— Start —

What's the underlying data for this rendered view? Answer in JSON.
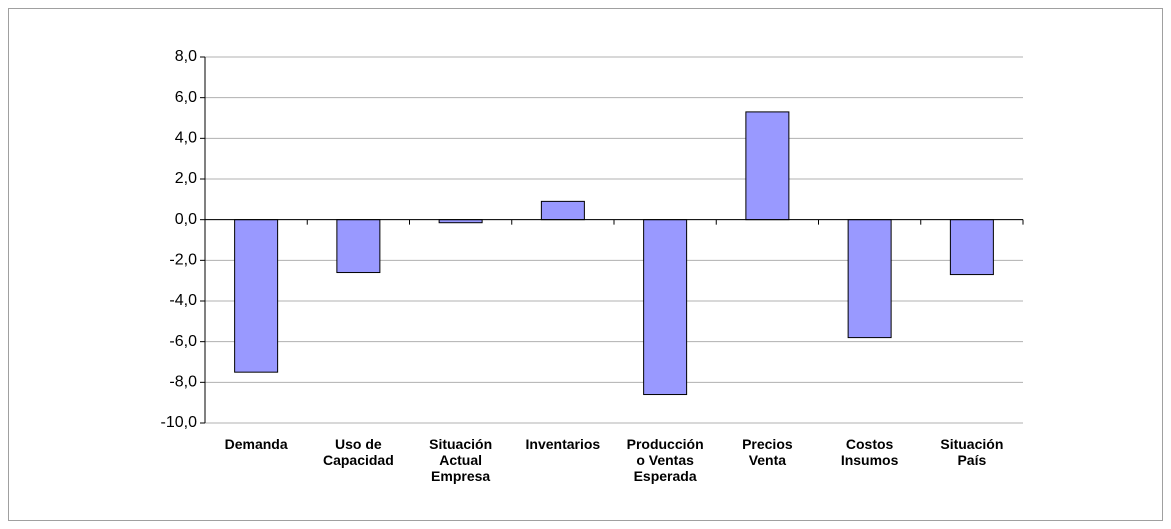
{
  "chart_data": {
    "type": "bar",
    "categories": [
      "Demanda",
      "Uso de\nCapacidad",
      "Situación\nActual\nEmpresa",
      "Inventarios",
      "Producción\no Ventas\nEsperada",
      "Precios\nVenta",
      "Costos\nInsumos",
      "Situación\nPaís"
    ],
    "values": [
      -7.5,
      -2.6,
      -0.15,
      0.9,
      -8.6,
      5.3,
      -5.8,
      -2.7
    ],
    "color": "#9999ff",
    "ylim": [
      -10,
      8
    ],
    "yticks": [
      {
        "value": -10,
        "label": "-10,0"
      },
      {
        "value": -8,
        "label": "-8,0"
      },
      {
        "value": -6,
        "label": "-6,0"
      },
      {
        "value": -4,
        "label": "-4,0"
      },
      {
        "value": -2,
        "label": "-2,0"
      },
      {
        "value": 0,
        "label": "0,0"
      },
      {
        "value": 2,
        "label": "2,0"
      },
      {
        "value": 4,
        "label": "4,0"
      },
      {
        "value": 6,
        "label": "6,0"
      },
      {
        "value": 8,
        "label": "8,0"
      }
    ],
    "grid": true
  }
}
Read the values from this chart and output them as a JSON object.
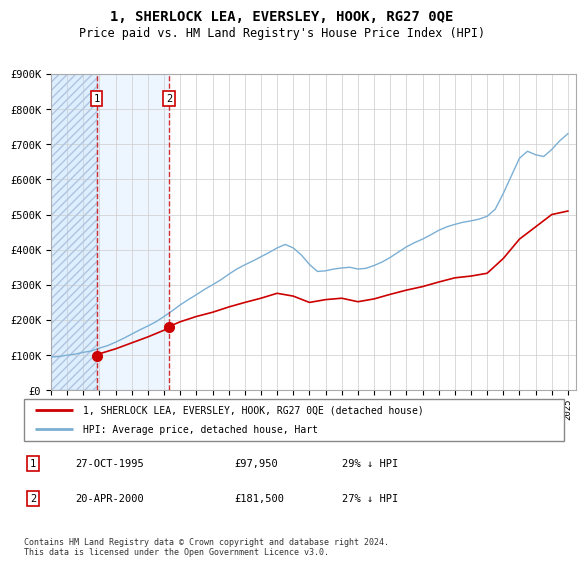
{
  "title": "1, SHERLOCK LEA, EVERSLEY, HOOK, RG27 0QE",
  "subtitle": "Price paid vs. HM Land Registry's House Price Index (HPI)",
  "ylim": [
    0,
    900000
  ],
  "yticks": [
    0,
    100000,
    200000,
    300000,
    400000,
    500000,
    600000,
    700000,
    800000,
    900000
  ],
  "ytick_labels": [
    "£0",
    "£100K",
    "£200K",
    "£300K",
    "£400K",
    "£500K",
    "£600K",
    "£700K",
    "£800K",
    "£900K"
  ],
  "sale_dates": [
    1995.83,
    2000.31
  ],
  "sale_prices": [
    97950,
    181500
  ],
  "sale_labels": [
    "1",
    "2"
  ],
  "sale_color": "#cc0000",
  "hpi_color": "#7bafd4",
  "shade_color": "#ddeeff",
  "grid_color": "#cccccc",
  "background_color": "#ffffff",
  "legend_entries": [
    "1, SHERLOCK LEA, EVERSLEY, HOOK, RG27 0QE (detached house)",
    "HPI: Average price, detached house, Hart"
  ],
  "table_rows": [
    [
      "1",
      "27-OCT-1995",
      "£97,950",
      "29% ↓ HPI"
    ],
    [
      "2",
      "20-APR-2000",
      "£181,500",
      "27% ↓ HPI"
    ]
  ],
  "footnote": "Contains HM Land Registry data © Crown copyright and database right 2024.\nThis data is licensed under the Open Government Licence v3.0.",
  "xmin": 1993.0,
  "xmax": 2025.5,
  "hpi_years": [
    1993.0,
    1993.5,
    1994.0,
    1994.5,
    1995.0,
    1995.5,
    1996.0,
    1996.5,
    1997.0,
    1997.5,
    1998.0,
    1998.5,
    1999.0,
    1999.5,
    2000.0,
    2000.5,
    2001.0,
    2001.5,
    2002.0,
    2002.5,
    2003.0,
    2003.5,
    2004.0,
    2004.5,
    2005.0,
    2005.5,
    2006.0,
    2006.5,
    2007.0,
    2007.5,
    2008.0,
    2008.5,
    2009.0,
    2009.5,
    2010.0,
    2010.5,
    2011.0,
    2011.5,
    2012.0,
    2012.5,
    2013.0,
    2013.5,
    2014.0,
    2014.5,
    2015.0,
    2015.5,
    2016.0,
    2016.5,
    2017.0,
    2017.5,
    2018.0,
    2018.5,
    2019.0,
    2019.5,
    2020.0,
    2020.5,
    2021.0,
    2021.5,
    2022.0,
    2022.5,
    2023.0,
    2023.5,
    2024.0,
    2024.5,
    2025.0
  ],
  "hpi_values": [
    95000,
    96000,
    100000,
    103000,
    108000,
    112000,
    120000,
    127000,
    137000,
    148000,
    160000,
    172000,
    183000,
    195000,
    210000,
    226000,
    243000,
    258000,
    272000,
    287000,
    300000,
    314000,
    330000,
    345000,
    357000,
    368000,
    380000,
    392000,
    405000,
    415000,
    405000,
    385000,
    358000,
    338000,
    340000,
    345000,
    348000,
    350000,
    345000,
    347000,
    355000,
    365000,
    378000,
    393000,
    408000,
    420000,
    430000,
    442000,
    455000,
    465000,
    472000,
    478000,
    482000,
    487000,
    495000,
    515000,
    560000,
    610000,
    660000,
    680000,
    670000,
    665000,
    685000,
    710000,
    730000
  ],
  "price_years": [
    1995.83,
    2000.31
  ],
  "price_values": [
    97950,
    181500
  ],
  "price_line_x": [
    1995.83,
    1996.0,
    1997.0,
    1998.0,
    1999.0,
    2000.0,
    2000.31,
    2001.0,
    2002.0,
    2003.0,
    2004.0,
    2005.0,
    2006.0,
    2007.0,
    2008.0,
    2009.0,
    2010.0,
    2011.0,
    2012.0,
    2013.0,
    2014.0,
    2015.0,
    2016.0,
    2017.0,
    2018.0,
    2019.0,
    2020.0,
    2021.0,
    2022.0,
    2023.0,
    2024.0,
    2025.0
  ],
  "price_line_y": [
    97950,
    104000,
    118000,
    135000,
    152000,
    171000,
    181500,
    195000,
    210000,
    222000,
    237000,
    250000,
    262000,
    276000,
    268000,
    250000,
    258000,
    262000,
    252000,
    260000,
    273000,
    285000,
    295000,
    308000,
    320000,
    325000,
    333000,
    375000,
    430000,
    465000,
    500000,
    510000
  ]
}
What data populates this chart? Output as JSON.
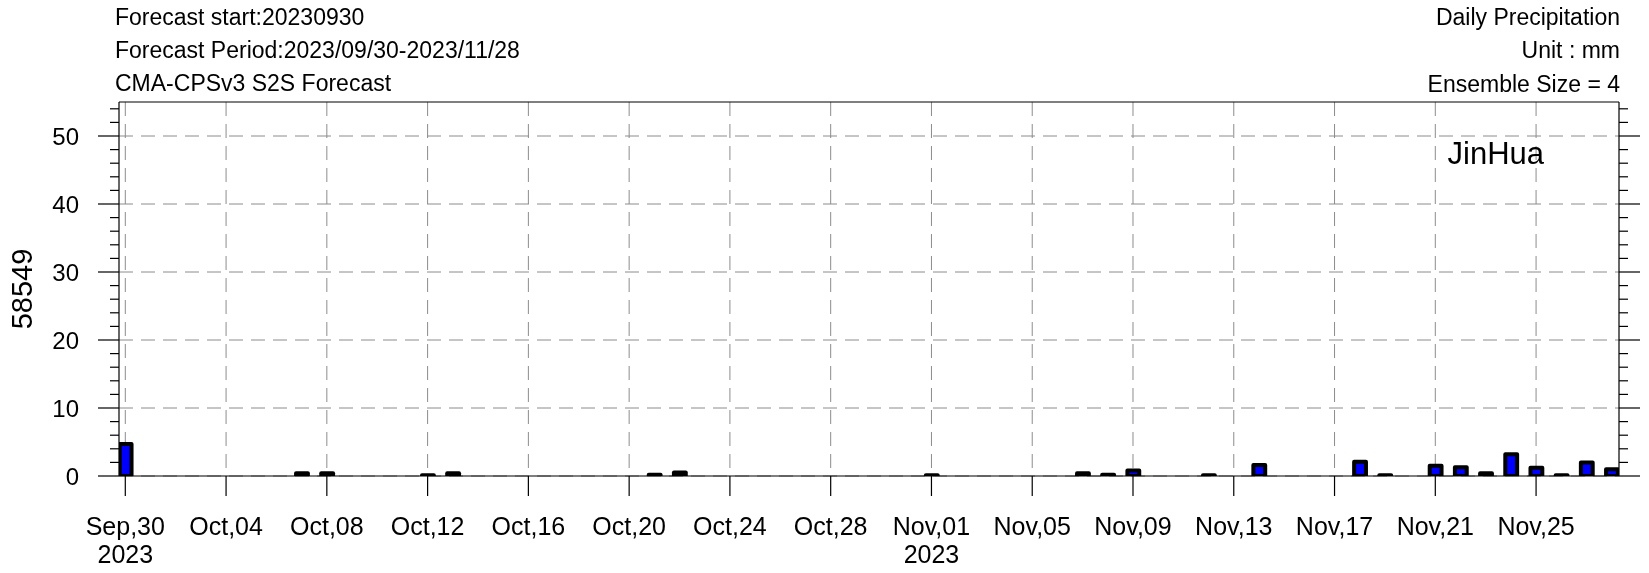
{
  "chart_data": {
    "type": "bar",
    "title": "Daily Precipitation",
    "subtitle": "Unit : mm",
    "ylabel": "58549",
    "annotations": [
      "Forecast start:20230930",
      "Forecast Period:2023/09/30-2023/11/28",
      "CMA-CPSv3 S2S Forecast",
      "Ensemble Size = 4",
      "JinHua"
    ],
    "x": [
      "2023-09-30",
      "2023-10-01",
      "2023-10-02",
      "2023-10-03",
      "2023-10-04",
      "2023-10-05",
      "2023-10-06",
      "2023-10-07",
      "2023-10-08",
      "2023-10-09",
      "2023-10-10",
      "2023-10-11",
      "2023-10-12",
      "2023-10-13",
      "2023-10-14",
      "2023-10-15",
      "2023-10-16",
      "2023-10-17",
      "2023-10-18",
      "2023-10-19",
      "2023-10-20",
      "2023-10-21",
      "2023-10-22",
      "2023-10-23",
      "2023-10-24",
      "2023-10-25",
      "2023-10-26",
      "2023-10-27",
      "2023-10-28",
      "2023-10-29",
      "2023-10-30",
      "2023-10-31",
      "2023-11-01",
      "2023-11-02",
      "2023-11-03",
      "2023-11-04",
      "2023-11-05",
      "2023-11-06",
      "2023-11-07",
      "2023-11-08",
      "2023-11-09",
      "2023-11-10",
      "2023-11-11",
      "2023-11-12",
      "2023-11-13",
      "2023-11-14",
      "2023-11-15",
      "2023-11-16",
      "2023-11-17",
      "2023-11-18",
      "2023-11-19",
      "2023-11-20",
      "2023-11-21",
      "2023-11-22",
      "2023-11-23",
      "2023-11-24",
      "2023-11-25",
      "2023-11-26",
      "2023-11-27",
      "2023-11-28"
    ],
    "values": [
      4.7,
      0,
      0,
      0,
      0,
      0,
      0,
      0.4,
      0.4,
      0,
      0,
      0,
      0.1,
      0.4,
      0,
      0,
      0,
      0,
      0,
      0,
      0,
      0.2,
      0.5,
      0,
      0,
      0,
      0,
      0,
      0,
      0,
      0,
      0,
      0.1,
      0,
      0,
      0,
      0,
      0,
      0.4,
      0.2,
      0.8,
      0,
      0,
      0.1,
      0,
      1.6,
      0,
      0,
      0,
      2.1,
      0.1,
      0,
      1.5,
      1.3,
      0.4,
      3.2,
      1.2,
      0.1,
      2.0,
      1.0
    ],
    "color": "#0000ff",
    "xlim": [
      "2023-09-29T18:00",
      "2023-11-28T07:00"
    ],
    "xticks": [
      {
        "value": "2023-09-30",
        "label": "Sep,30\n2023"
      },
      {
        "value": "2023-10-04",
        "label": "Oct,04"
      },
      {
        "value": "2023-10-08",
        "label": "Oct,08"
      },
      {
        "value": "2023-10-12",
        "label": "Oct,12"
      },
      {
        "value": "2023-10-16",
        "label": "Oct,16"
      },
      {
        "value": "2023-10-20",
        "label": "Oct,20"
      },
      {
        "value": "2023-10-24",
        "label": "Oct,24"
      },
      {
        "value": "2023-10-28",
        "label": "Oct,28"
      },
      {
        "value": "2023-11-01",
        "label": "Nov,01\n2023"
      },
      {
        "value": "2023-11-05",
        "label": "Nov,05"
      },
      {
        "value": "2023-11-09",
        "label": "Nov,09"
      },
      {
        "value": "2023-11-13",
        "label": "Nov,13"
      },
      {
        "value": "2023-11-17",
        "label": "Nov,17"
      },
      {
        "value": "2023-11-21",
        "label": "Nov,21"
      },
      {
        "value": "2023-11-25",
        "label": "Nov,25"
      }
    ],
    "ylim": [
      0,
      55
    ],
    "yticks": [
      0,
      {
        "value": 2,
        "label": null
      },
      {
        "value": 4,
        "label": null
      },
      {
        "value": 6,
        "label": null
      },
      {
        "value": 8,
        "label": null
      },
      10,
      {
        "value": 12,
        "label": null
      },
      {
        "value": 14,
        "label": null
      },
      {
        "value": 16,
        "label": null
      },
      {
        "value": 18,
        "label": null
      },
      20,
      {
        "value": 22,
        "label": null
      },
      {
        "value": 24,
        "label": null
      },
      {
        "value": 26,
        "label": null
      },
      {
        "value": 28,
        "label": null
      },
      30,
      {
        "value": 32,
        "label": null
      },
      {
        "value": 34,
        "label": null
      },
      {
        "value": 36,
        "label": null
      },
      {
        "value": 38,
        "label": null
      },
      40,
      {
        "value": 42,
        "label": null
      },
      {
        "value": 44,
        "label": null
      },
      {
        "value": 46,
        "label": null
      },
      {
        "value": 48,
        "label": null
      },
      50,
      {
        "value": 52,
        "label": null
      },
      {
        "value": 54,
        "label": null
      }
    ],
    "grid": true
  }
}
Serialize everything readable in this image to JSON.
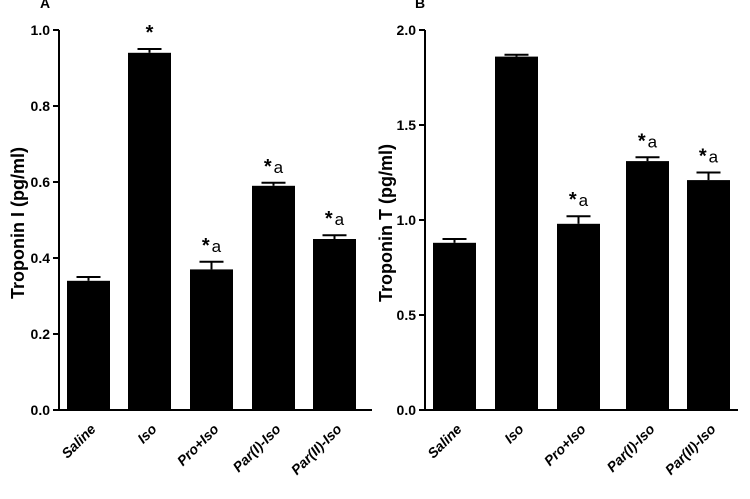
{
  "chart_data": [
    {
      "type": "bar",
      "panel_label": "A",
      "ylabel": "Troponin I (pg/ml)",
      "categories": [
        "Saline",
        "Iso",
        "Pro+Iso",
        "Par(I)-Iso",
        "Par(II)-Iso"
      ],
      "values": [
        0.34,
        0.94,
        0.37,
        0.59,
        0.45
      ],
      "errors": [
        0.01,
        0.01,
        0.02,
        0.008,
        0.01
      ],
      "annotations": [
        {
          "star": "",
          "letter": ""
        },
        {
          "star": "*",
          "letter": ""
        },
        {
          "star": "*",
          "letter": "a"
        },
        {
          "star": "*",
          "letter": "a"
        },
        {
          "star": "*",
          "letter": "a"
        }
      ],
      "ylim": [
        0.0,
        1.0
      ],
      "yticks": [
        "0.0",
        "0.2",
        "0.4",
        "0.6",
        "0.8",
        "1.0"
      ],
      "bar_color": "#000000"
    },
    {
      "type": "bar",
      "panel_label": "B",
      "ylabel": "Troponin T (pg/ml)",
      "categories": [
        "Saline",
        "Iso",
        "Pro+Iso",
        "Par(I)-Iso",
        "Par(II)-Iso"
      ],
      "values": [
        0.88,
        1.86,
        0.98,
        1.31,
        1.21
      ],
      "errors": [
        0.02,
        0.01,
        0.04,
        0.02,
        0.04
      ],
      "annotations": [
        {
          "star": "",
          "letter": ""
        },
        {
          "star": "",
          "letter": ""
        },
        {
          "star": "*",
          "letter": "a"
        },
        {
          "star": "*",
          "letter": "a"
        },
        {
          "star": "*",
          "letter": "a"
        }
      ],
      "ylim": [
        0.0,
        2.0
      ],
      "yticks": [
        "0.0",
        "0.5",
        "1.0",
        "1.5",
        "2.0"
      ],
      "bar_color": "#000000"
    }
  ]
}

— End —

• **Given instruction**
Search the lines for the string "SHERLOCK" and copy every line that has it.

• **Final result**
  "title": "1, SHERLOCK LEA, EVERSLEY, HOOK, RG27 0QE",
    "1, SHERLOCK LEA, EVERSLEY, HOOK, RG27 0QE (detached house)",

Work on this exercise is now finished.